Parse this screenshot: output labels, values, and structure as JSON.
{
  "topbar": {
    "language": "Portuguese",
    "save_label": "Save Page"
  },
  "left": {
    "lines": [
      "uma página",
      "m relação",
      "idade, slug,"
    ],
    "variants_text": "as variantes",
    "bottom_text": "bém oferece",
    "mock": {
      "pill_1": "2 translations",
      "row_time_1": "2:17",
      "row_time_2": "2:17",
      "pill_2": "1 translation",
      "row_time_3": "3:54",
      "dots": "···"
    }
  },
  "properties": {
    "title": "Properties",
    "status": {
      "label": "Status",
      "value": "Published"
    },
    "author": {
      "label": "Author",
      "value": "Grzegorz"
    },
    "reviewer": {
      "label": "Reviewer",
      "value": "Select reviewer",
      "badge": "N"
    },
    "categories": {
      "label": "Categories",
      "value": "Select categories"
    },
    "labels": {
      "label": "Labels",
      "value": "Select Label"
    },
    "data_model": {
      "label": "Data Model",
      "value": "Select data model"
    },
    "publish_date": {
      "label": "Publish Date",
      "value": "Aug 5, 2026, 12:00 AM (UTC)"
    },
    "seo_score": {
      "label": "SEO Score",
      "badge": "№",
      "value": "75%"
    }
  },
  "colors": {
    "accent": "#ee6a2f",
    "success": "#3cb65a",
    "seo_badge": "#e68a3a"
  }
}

**Aim of the task**
Filter out all lines lacking the word "Select" and copy the rest.

**Solution to the exercise**
      "value": "Select reviewer",
      "value": "Select categories"
      "value": "Select Label"
      "value": "Select data model"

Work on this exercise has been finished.